WORK REQUIRED ▸
Return each line of the listing below, unchanged, and omit the images.

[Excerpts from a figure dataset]
********************

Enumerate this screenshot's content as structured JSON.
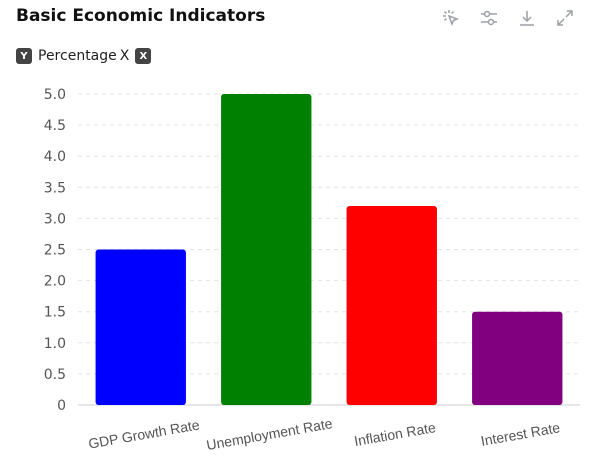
{
  "header": {
    "title": "Basic Economic Indicators"
  },
  "toolbar": {
    "icons": [
      "cursor-click-icon",
      "sliders-icon",
      "download-icon",
      "fullscreen-icon"
    ]
  },
  "axis_selector": {
    "y_badge": "Y",
    "label": "Percentage",
    "remove": "X",
    "close_badge": "X"
  },
  "chart_data": {
    "type": "bar",
    "categories": [
      "GDP Growth Rate",
      "Unemployment Rate",
      "Inflation Rate",
      "Interest Rate"
    ],
    "values": [
      2.5,
      5.0,
      3.2,
      1.5
    ],
    "colors": [
      "#0000ff",
      "#008000",
      "#ff0000",
      "#800080"
    ],
    "ylim": [
      0,
      5
    ],
    "yticks": [
      "0",
      "0.5",
      "1.0",
      "1.5",
      "2.0",
      "2.5",
      "3.0",
      "3.5",
      "4.0",
      "4.5",
      "5.0"
    ],
    "grid": true
  }
}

********************

REPLY ▸
Enumerate this screenshot's content as structured JSON.
{
  "header": {
    "title": "Basic Economic Indicators"
  },
  "toolbar": {
    "icons": [
      "cursor-click-icon",
      "sliders-icon",
      "download-icon",
      "fullscreen-icon"
    ]
  },
  "axis_selector": {
    "y_badge": "Y",
    "label": "Percentage",
    "remove": "X",
    "close_badge": "X"
  },
  "chart_data": {
    "type": "bar",
    "categories": [
      "GDP Growth Rate",
      "Unemployment Rate",
      "Inflation Rate",
      "Interest Rate"
    ],
    "values": [
      2.5,
      5.0,
      3.2,
      1.5
    ],
    "colors": [
      "#0000ff",
      "#008000",
      "#ff0000",
      "#800080"
    ],
    "ylim": [
      0,
      5
    ],
    "yticks": [
      "0",
      "0.5",
      "1.0",
      "1.5",
      "2.0",
      "2.5",
      "3.0",
      "3.5",
      "4.0",
      "4.5",
      "5.0"
    ],
    "grid": true
  }
}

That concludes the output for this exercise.